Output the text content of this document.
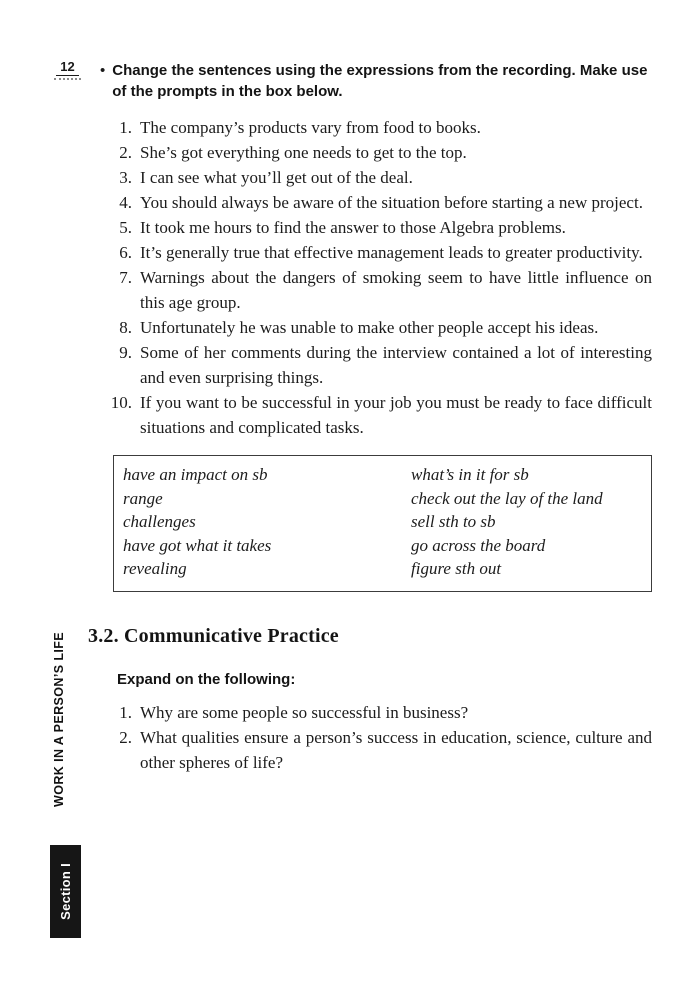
12
WORK IN A PERSON’S LIFE
Section I
• Change the sentences using the expressions from the recording. Make use of the prompts in the box below.

1. The company’s products vary from food to books.
2. She’s got everything one needs to get to the top.
3. I can see what you’ll get out of the deal.
4. You should always be aware of the situation before starting a new project.
5. It took me hours to find the answer to those Algebra problems.
6. It’s generally true that effective management leads to greater productivity.
7. Warnings about the dangers of smoking seem to have little influence on this age group.
8. Unfortunately he was unable to make other people accept his ideas.
9. Some of her comments during the interview contained a lot of interesting and even surprising things.
10. If you want to be successful in your job you must be ready to face difficult situations and complicated tasks.
have an impact on sb
range
challenges
have got what it takes
revealing
what’s in it for sb
check out the lay of the land
sell sth to sb
go across the board
figure sth out
3.2. Communicative Practice

Expand on the following:

1. Why are some people so successful in business?
2. What qualities ensure a person’s success in education, science, culture and other spheres of life?
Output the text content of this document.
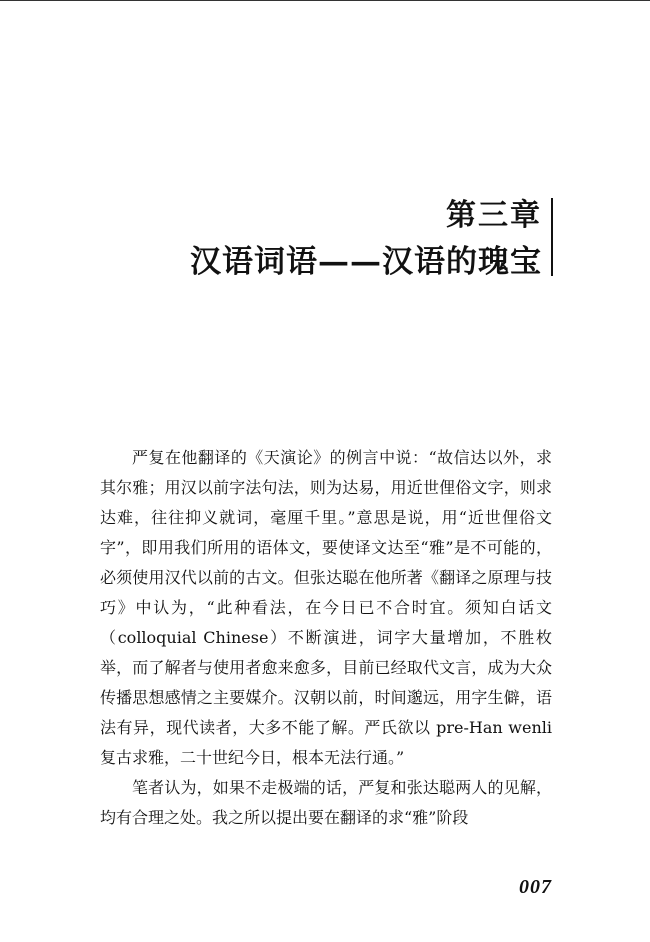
第三章
汉语词语——汉语的瑰宝

严复在他翻译的《天演论》的例言中说：“故信达以外，求其尔雅；用汉以前字法句法，则为达易，用近世俚俗文字，则求达难，往往抑义就词，毫厘千里。”意思是说，用“近世俚俗文字”，即用我们所用的语体文，要使译文达至“雅”是不可能的，必须使用汉代以前的古文。但张达聪在他所著《翻译之原理与技巧》中认为，“此种看法，在今日已不合时宜。须知白话文（colloquial Chinese）不断演进，词字大量增加，不胜枚举，而了解者与使用者愈来愈多，目前已经取代文言，成为大众传播思想感情之主要媒介。汉朝以前，时间邈远，用字生僻，语法有异，现代读者，大多不能了解。严氏欲以 pre-Han wenli 复古求雅，二十世纪今日，根本无法行通。”

笔者认为，如果不走极端的话，严复和张达聪两人的见解，均有合理之处。我之所以提出要在翻译的求“雅”阶段

007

## Your goal
Your task is an exact transcription of all the data, minus the pictures.

## Output for this exercise
Output the text content of this document.
12
WORK IN A PERSON’S LIFE
Section I
• Change the sentences using the expressions from the recording. Make use of the prompts in the box below.

1. The company’s products vary from food to books.
2. She’s got everything one needs to get to the top.
3. I can see what you’ll get out of the deal.
4. You should always be aware of the situation before starting a new project.
5. It took me hours to find the answer to those Algebra problems.
6. It’s generally true that effective management leads to greater productivity.
7. Warnings about the dangers of smoking seem to have little influence on this age group.
8. Unfortunately he was unable to make other people accept his ideas.
9. Some of her comments during the interview contained a lot of interesting and even surprising things.
10. If you want to be successful in your job you must be ready to face difficult situations and complicated tasks.
have an impact on sb
range
challenges
have got what it takes
revealing
what’s in it for sb
check out the lay of the land
sell sth to sb
go across the board
figure sth out
3.2. Communicative Practice

Expand on the following:

1. Why are some people so successful in business?
2. What qualities ensure a person’s success in education, science, culture and other spheres of life?
Output the text content of this document.
第三章
汉语词语——汉语的瑰宝

严复在他翻译的《天演论》的例言中说：“故信达以外，求其尔雅；用汉以前字法句法，则为达易，用近世俚俗文字，则求达难，往往抑义就词，毫厘千里。”意思是说，用“近世俚俗文字”，即用我们所用的语体文，要使译文达至“雅”是不可能的，必须使用汉代以前的古文。但张达聪在他所著《翻译之原理与技巧》中认为，“此种看法，在今日已不合时宜。须知白话文（colloquial Chinese）不断演进，词字大量增加，不胜枚举，而了解者与使用者愈来愈多，目前已经取代文言，成为大众传播思想感情之主要媒介。汉朝以前，时间邈远，用字生僻，语法有异，现代读者，大多不能了解。严氏欲以 pre-Han wenli 复古求雅，二十世纪今日，根本无法行通。”

笔者认为，如果不走极端的话，严复和张达聪两人的见解，均有合理之处。我之所以提出要在翻译的求“雅”阶段

007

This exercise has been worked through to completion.